● **RECORDS**
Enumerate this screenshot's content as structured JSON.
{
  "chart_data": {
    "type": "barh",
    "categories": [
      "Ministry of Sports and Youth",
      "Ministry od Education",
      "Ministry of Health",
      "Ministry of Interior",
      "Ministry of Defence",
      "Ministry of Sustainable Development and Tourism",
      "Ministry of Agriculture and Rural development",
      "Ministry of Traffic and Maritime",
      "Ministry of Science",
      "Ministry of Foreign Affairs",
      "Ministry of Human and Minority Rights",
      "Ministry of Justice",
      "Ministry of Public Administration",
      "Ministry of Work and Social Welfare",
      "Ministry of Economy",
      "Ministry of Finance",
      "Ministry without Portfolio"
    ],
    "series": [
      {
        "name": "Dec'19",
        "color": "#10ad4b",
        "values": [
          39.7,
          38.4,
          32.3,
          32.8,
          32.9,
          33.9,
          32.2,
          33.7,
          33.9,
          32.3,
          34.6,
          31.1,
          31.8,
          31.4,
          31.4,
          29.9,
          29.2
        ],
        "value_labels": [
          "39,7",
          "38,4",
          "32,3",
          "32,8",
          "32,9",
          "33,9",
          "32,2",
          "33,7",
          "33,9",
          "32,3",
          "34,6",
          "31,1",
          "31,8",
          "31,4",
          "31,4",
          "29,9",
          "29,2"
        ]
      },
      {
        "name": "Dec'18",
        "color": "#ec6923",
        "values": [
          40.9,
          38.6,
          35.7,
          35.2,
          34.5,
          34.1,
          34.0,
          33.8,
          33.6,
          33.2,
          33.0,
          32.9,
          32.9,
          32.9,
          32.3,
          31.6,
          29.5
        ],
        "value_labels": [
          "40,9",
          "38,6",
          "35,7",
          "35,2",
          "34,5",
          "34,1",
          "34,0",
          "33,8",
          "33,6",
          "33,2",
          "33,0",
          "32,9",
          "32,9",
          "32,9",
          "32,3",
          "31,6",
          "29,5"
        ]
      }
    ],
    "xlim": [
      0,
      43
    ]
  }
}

● **WRITTEN EXERCISE**
Return the material exactly as it stands.

● **OUTPUT OF THE EXERCISE**
Enumerate this screenshot's content as structured JSON.
{
  "chart_data": {
    "type": "barh",
    "categories": [
      "Ministry of Sports and Youth",
      "Ministry od Education",
      "Ministry of Health",
      "Ministry of Interior",
      "Ministry of Defence",
      "Ministry of Sustainable Development and Tourism",
      "Ministry of Agriculture and Rural development",
      "Ministry of Traffic and Maritime",
      "Ministry of Science",
      "Ministry of Foreign Affairs",
      "Ministry of Human and Minority Rights",
      "Ministry of Justice",
      "Ministry of Public Administration",
      "Ministry of Work and Social Welfare",
      "Ministry of Economy",
      "Ministry of Finance",
      "Ministry without Portfolio"
    ],
    "series": [
      {
        "name": "Dec'19",
        "color": "#10ad4b",
        "values": [
          39.7,
          38.4,
          32.3,
          32.8,
          32.9,
          33.9,
          32.2,
          33.7,
          33.9,
          32.3,
          34.6,
          31.1,
          31.8,
          31.4,
          31.4,
          29.9,
          29.2
        ],
        "value_labels": [
          "39,7",
          "38,4",
          "32,3",
          "32,8",
          "32,9",
          "33,9",
          "32,2",
          "33,7",
          "33,9",
          "32,3",
          "34,6",
          "31,1",
          "31,8",
          "31,4",
          "31,4",
          "29,9",
          "29,2"
        ]
      },
      {
        "name": "Dec'18",
        "color": "#ec6923",
        "values": [
          40.9,
          38.6,
          35.7,
          35.2,
          34.5,
          34.1,
          34.0,
          33.8,
          33.6,
          33.2,
          33.0,
          32.9,
          32.9,
          32.9,
          32.3,
          31.6,
          29.5
        ],
        "value_labels": [
          "40,9",
          "38,6",
          "35,7",
          "35,2",
          "34,5",
          "34,1",
          "34,0",
          "33,8",
          "33,6",
          "33,2",
          "33,0",
          "32,9",
          "32,9",
          "32,9",
          "32,3",
          "31,6",
          "29,5"
        ]
      }
    ],
    "xlim": [
      0,
      43
    ]
  }
}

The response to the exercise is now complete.